_Objectif 1:_ Recopiez intégralement le texte sur les réductions d'effectifs de la mission « Défense ».

_Extrait du texte:_
C. DES ALÉAS MULTIPLES PESANT SUR LA PROGRAMMATION À MOYEN TERME DES DÉPENSES DE LA MISSION « DÉFENSE »
1. La mise en oeuvre des réductions d'emplois par la RGPP et le Livre blanc : des réductions pesant sur le maintien des capacités opérationnelles
Le schéma ci-après présente les grandes masses des réductions d'effectifs prévues au cours de la période 2008-2015, en application de la révision générale des politiques publiques (RGPP) et du Livre blanc.
Les conditions dans lesquelles ces réductions d'effectifs sont menées soulèvent des interrogations quant à la possibilité de maintenir les capacités opérationnelles de l'armée française .
La répartition des diminutions
d'effectifs
selon qu'elles proviennent de la RGPP et du Livre
blanc
Source : ministère de la défense
En « régime de croisière », comme détaillé dans le tableau ci-après, la suppression des effectifs doit permettre d'économiser plus de 1,8 milliard d'euros par an (plus de 1,4 milliard d'euros de titre 2 et plus de 0,4 milliard d'euros de titre 3).

_Objectif 2:_ Reprenez la liste ci-dessous depuis son début jusqu'à la ligne contenant « bar xyxy=(210,182,525,203) », incluse, en substituant « timeline-day-tick » à « timeline-month-tick ». Ne modifiez rien d'autre et ne donnez que ces lignes.

_Support de travail:_

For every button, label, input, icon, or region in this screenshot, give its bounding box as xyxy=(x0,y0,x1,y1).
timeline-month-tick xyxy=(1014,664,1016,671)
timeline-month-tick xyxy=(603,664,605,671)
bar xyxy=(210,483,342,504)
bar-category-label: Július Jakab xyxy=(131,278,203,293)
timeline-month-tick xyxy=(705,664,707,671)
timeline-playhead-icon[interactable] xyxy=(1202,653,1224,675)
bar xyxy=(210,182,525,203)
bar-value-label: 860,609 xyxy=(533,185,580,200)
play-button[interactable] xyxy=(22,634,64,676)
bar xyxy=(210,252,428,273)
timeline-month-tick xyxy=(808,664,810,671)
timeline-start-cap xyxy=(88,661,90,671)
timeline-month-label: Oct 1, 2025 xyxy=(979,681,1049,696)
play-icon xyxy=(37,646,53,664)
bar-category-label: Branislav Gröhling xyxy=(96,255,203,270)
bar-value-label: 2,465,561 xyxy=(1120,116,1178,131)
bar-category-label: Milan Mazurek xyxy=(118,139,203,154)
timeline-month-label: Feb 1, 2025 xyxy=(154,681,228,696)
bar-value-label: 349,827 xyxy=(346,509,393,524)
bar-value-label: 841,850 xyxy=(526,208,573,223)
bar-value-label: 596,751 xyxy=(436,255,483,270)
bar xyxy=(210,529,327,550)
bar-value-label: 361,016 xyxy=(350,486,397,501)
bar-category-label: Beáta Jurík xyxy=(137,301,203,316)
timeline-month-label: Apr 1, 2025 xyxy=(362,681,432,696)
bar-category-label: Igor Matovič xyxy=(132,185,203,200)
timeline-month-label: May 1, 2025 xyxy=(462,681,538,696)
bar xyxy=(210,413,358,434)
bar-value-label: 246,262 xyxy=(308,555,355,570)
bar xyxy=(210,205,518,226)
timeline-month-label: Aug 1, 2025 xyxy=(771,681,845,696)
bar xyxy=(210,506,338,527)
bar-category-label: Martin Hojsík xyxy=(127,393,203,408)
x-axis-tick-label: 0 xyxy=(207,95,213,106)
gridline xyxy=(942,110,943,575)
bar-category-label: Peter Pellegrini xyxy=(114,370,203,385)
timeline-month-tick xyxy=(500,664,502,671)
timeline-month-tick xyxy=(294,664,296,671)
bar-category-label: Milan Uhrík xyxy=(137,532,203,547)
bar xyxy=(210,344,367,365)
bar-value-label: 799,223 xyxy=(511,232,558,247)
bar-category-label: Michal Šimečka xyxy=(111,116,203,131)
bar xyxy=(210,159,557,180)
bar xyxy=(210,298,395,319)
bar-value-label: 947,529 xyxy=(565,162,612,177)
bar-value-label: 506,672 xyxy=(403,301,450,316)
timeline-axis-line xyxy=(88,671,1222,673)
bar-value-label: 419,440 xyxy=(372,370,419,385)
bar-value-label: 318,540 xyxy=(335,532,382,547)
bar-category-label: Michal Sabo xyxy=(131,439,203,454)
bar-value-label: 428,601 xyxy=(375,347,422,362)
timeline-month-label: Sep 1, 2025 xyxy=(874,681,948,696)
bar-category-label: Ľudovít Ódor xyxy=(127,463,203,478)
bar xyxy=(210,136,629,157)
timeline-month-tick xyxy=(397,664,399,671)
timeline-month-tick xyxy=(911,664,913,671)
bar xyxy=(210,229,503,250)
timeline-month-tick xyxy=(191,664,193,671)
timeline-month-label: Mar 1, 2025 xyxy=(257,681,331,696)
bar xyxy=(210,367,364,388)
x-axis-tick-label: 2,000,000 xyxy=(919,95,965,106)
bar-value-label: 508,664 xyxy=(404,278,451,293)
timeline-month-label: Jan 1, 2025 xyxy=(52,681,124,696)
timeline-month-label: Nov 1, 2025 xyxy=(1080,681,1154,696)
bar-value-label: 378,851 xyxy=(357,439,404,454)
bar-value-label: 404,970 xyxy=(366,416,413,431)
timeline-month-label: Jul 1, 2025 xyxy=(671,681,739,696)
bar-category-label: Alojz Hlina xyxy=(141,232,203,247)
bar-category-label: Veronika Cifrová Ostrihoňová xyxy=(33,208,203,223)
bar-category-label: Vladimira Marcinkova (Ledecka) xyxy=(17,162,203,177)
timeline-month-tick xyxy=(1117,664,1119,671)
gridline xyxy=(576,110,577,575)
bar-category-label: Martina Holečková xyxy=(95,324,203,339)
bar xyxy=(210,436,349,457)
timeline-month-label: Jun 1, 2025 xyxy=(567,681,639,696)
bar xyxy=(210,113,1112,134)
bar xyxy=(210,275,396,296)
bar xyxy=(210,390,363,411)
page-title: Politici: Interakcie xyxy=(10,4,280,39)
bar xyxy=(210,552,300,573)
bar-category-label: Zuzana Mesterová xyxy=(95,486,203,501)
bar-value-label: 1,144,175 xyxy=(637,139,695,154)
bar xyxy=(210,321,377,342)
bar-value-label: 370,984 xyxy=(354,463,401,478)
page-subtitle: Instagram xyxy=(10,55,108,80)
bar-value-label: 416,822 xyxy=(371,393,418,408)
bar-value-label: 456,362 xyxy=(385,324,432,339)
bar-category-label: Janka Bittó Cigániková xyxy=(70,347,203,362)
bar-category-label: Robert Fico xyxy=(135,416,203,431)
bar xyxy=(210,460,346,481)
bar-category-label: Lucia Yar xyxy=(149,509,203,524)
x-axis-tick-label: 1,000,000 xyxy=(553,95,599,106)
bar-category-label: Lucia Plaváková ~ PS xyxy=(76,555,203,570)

_Réponse attendue 1:_
C. DES ALÉAS MULTIPLES PESANT SUR LA PROGRAMMATION À MOYEN TERME DES DÉPENSES DE LA MISSION « DÉFENSE »
1. La mise en oeuvre des réductions d'emplois par la RGPP et le Livre blanc : des réductions pesant sur le maintien des capacités opérationnelles
Le schéma ci-après présente les grandes masses des réductions d'effectifs prévues au cours de la période 2008-2015, en application de la révision générale des politiques publiques (RGPP) et du Livre blanc.
Les conditions dans lesquelles ces réductions d'effectifs sont menées soulèvent des interrogations quant à la possibilité de maintenir les capacités opérationnelles de l'armée française .
La répartition des diminutions
d'effectifs
selon qu'elles proviennent de la RGPP et du Livre
blanc
Source : ministère de la défense
En « régime de croisière », comme détaillé dans le tableau ci-après, la suppression des effectifs doit permettre d'économiser plus de 1,8 milliard d'euros par an (plus de 1,4 milliard d'euros de titre 2 et plus de 0,4 milliard d'euros de titre 3).

_Réponse attendue 2:_
For every button, label, input, icon, or region in this screenshot, give its bounding box as xyxy=(x0,y0,x1,y1).
timeline-day-tick xyxy=(1014,664,1016,671)
timeline-day-tick xyxy=(603,664,605,671)
bar xyxy=(210,483,342,504)
bar-category-label: Július Jakab xyxy=(131,278,203,293)
timeline-day-tick xyxy=(705,664,707,671)
timeline-playhead-icon[interactable] xyxy=(1202,653,1224,675)
bar xyxy=(210,182,525,203)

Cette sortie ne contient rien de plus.